-- start of RECORDS SHOWN --

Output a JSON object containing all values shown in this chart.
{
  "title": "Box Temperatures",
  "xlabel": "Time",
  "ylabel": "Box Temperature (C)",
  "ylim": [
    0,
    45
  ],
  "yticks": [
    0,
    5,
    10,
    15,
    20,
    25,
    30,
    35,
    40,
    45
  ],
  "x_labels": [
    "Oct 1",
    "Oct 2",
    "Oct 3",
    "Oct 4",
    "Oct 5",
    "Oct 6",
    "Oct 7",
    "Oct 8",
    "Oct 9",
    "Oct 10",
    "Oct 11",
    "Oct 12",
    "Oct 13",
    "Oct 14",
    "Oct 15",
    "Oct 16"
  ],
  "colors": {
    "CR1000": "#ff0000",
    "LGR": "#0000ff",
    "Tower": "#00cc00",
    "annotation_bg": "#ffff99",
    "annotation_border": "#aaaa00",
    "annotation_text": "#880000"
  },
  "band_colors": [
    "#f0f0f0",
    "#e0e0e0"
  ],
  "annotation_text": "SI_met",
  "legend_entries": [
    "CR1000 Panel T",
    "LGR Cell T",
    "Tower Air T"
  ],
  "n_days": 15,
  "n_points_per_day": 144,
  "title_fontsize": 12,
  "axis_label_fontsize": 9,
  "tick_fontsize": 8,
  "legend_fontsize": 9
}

-- end of RECORDS SHOWN --

• **WHAT IS NEEDED**: Extract all the material, leaving every line as it is.

• **ANSWER TO THIS TASK**:
Output a JSON object containing all values shown in this chart.
{
  "title": "Box Temperatures",
  "xlabel": "Time",
  "ylabel": "Box Temperature (C)",
  "ylim": [
    0,
    45
  ],
  "yticks": [
    0,
    5,
    10,
    15,
    20,
    25,
    30,
    35,
    40,
    45
  ],
  "x_labels": [
    "Oct 1",
    "Oct 2",
    "Oct 3",
    "Oct 4",
    "Oct 5",
    "Oct 6",
    "Oct 7",
    "Oct 8",
    "Oct 9",
    "Oct 10",
    "Oct 11",
    "Oct 12",
    "Oct 13",
    "Oct 14",
    "Oct 15",
    "Oct 16"
  ],
  "colors": {
    "CR1000": "#ff0000",
    "LGR": "#0000ff",
    "Tower": "#00cc00",
    "annotation_bg": "#ffff99",
    "annotation_border": "#aaaa00",
    "annotation_text": "#880000"
  },
  "band_colors": [
    "#f0f0f0",
    "#e0e0e0"
  ],
  "annotation_text": "SI_met",
  "legend_entries": [
    "CR1000 Panel T",
    "LGR Cell T",
    "Tower Air T"
  ],
  "n_days": 15,
  "n_points_per_day": 144,
  "title_fontsize": 12,
  "axis_label_fontsize": 9,
  "tick_fontsize": 8,
  "legend_fontsize": 9
}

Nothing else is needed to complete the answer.